> Do this
Copy out the listing that follows exactly, dropping every picture.

> Supplied material
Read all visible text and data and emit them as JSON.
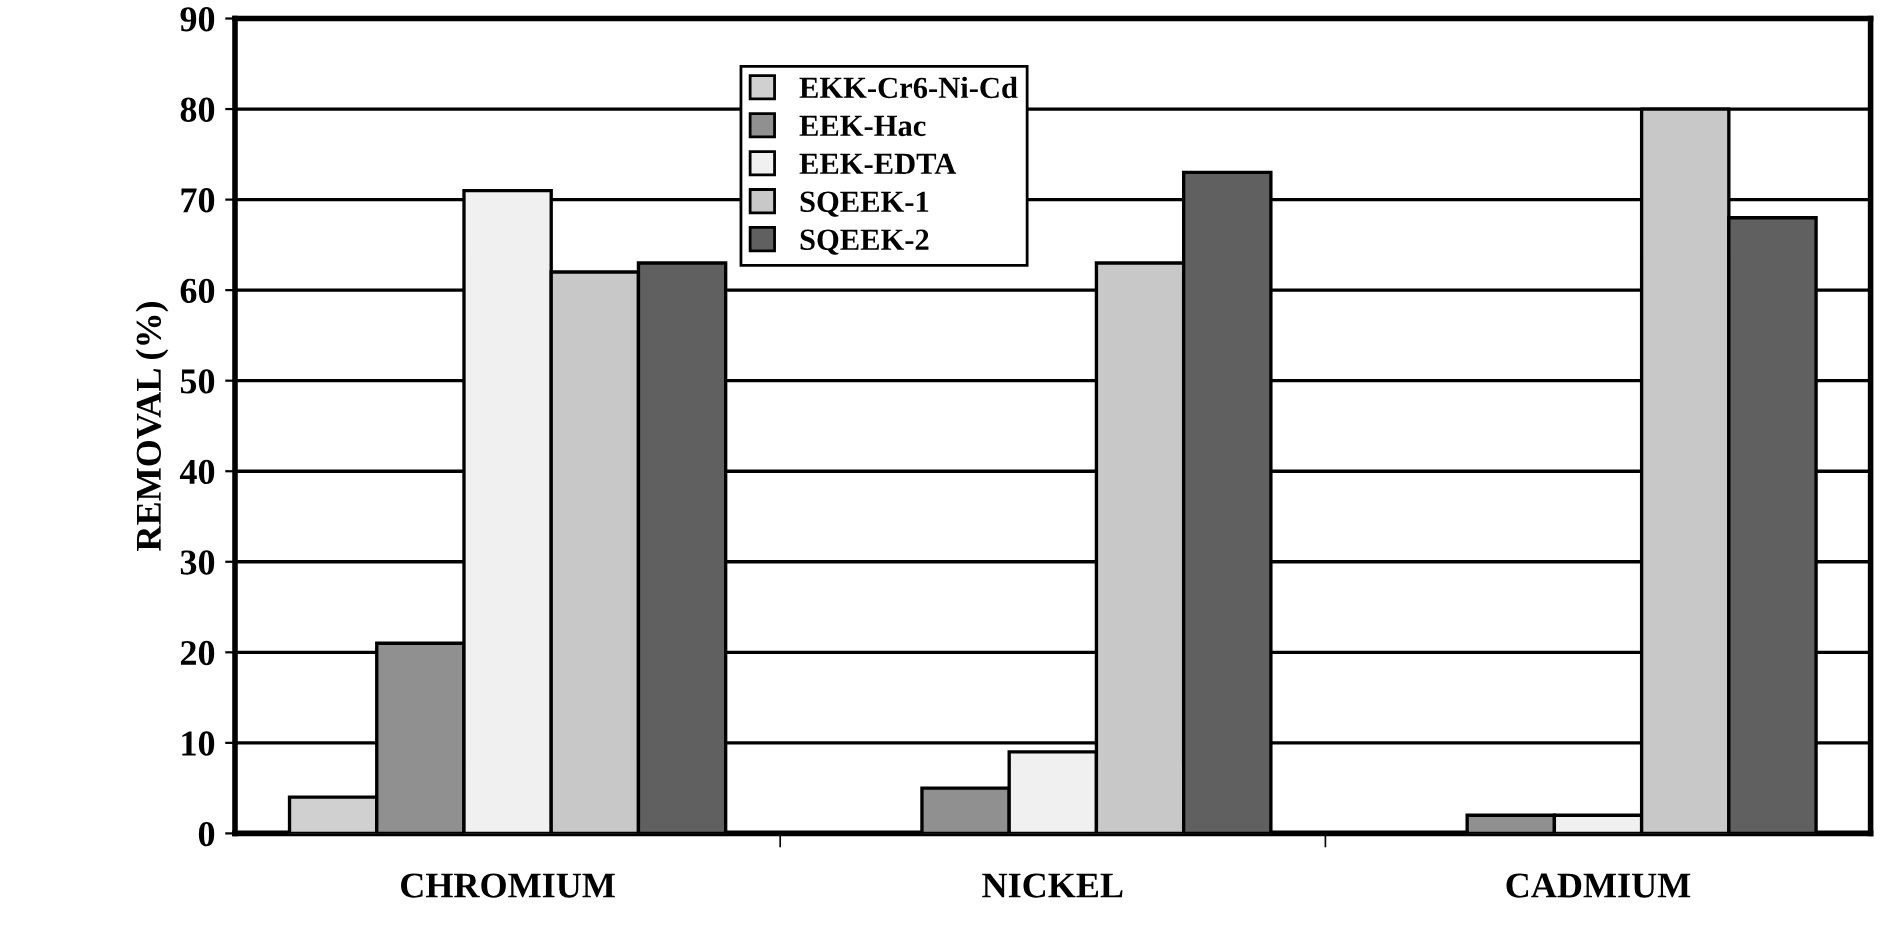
{
  "chart_data": {
    "type": "bar",
    "categories": [
      "CHROMIUM",
      "NICKEL",
      "CADMIUM"
    ],
    "series": [
      {
        "name": "EKK-Cr6-Ni-Cd",
        "color": "#d0d0d0",
        "values": [
          4,
          null,
          null
        ]
      },
      {
        "name": "EEK-Hac",
        "color": "#909090",
        "values": [
          21,
          5,
          2
        ]
      },
      {
        "name": "EEK-EDTA",
        "color": "#f0f0f0",
        "values": [
          71,
          9,
          2
        ]
      },
      {
        "name": "SQEEK-1",
        "color": "#c8c8c8",
        "values": [
          62,
          63,
          80
        ]
      },
      {
        "name": "SQEEK-2",
        "color": "#606060",
        "values": [
          63,
          73,
          68
        ]
      }
    ],
    "ylabel": "REMOVAL (%)",
    "ylim": [
      0,
      90
    ],
    "yticks": [
      0,
      10,
      20,
      30,
      40,
      50,
      60,
      70,
      80,
      90
    ],
    "grid": "y",
    "legend": "top center"
  }
}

> Reply to the exercise
Read all visible text and data and emit them as JSON.
{
  "chart_data": {
    "type": "bar",
    "categories": [
      "CHROMIUM",
      "NICKEL",
      "CADMIUM"
    ],
    "series": [
      {
        "name": "EKK-Cr6-Ni-Cd",
        "color": "#d0d0d0",
        "values": [
          4,
          null,
          null
        ]
      },
      {
        "name": "EEK-Hac",
        "color": "#909090",
        "values": [
          21,
          5,
          2
        ]
      },
      {
        "name": "EEK-EDTA",
        "color": "#f0f0f0",
        "values": [
          71,
          9,
          2
        ]
      },
      {
        "name": "SQEEK-1",
        "color": "#c8c8c8",
        "values": [
          62,
          63,
          80
        ]
      },
      {
        "name": "SQEEK-2",
        "color": "#606060",
        "values": [
          63,
          73,
          68
        ]
      }
    ],
    "ylabel": "REMOVAL (%)",
    "ylim": [
      0,
      90
    ],
    "yticks": [
      0,
      10,
      20,
      30,
      40,
      50,
      60,
      70,
      80,
      90
    ],
    "grid": "y",
    "legend": "top center"
  }
}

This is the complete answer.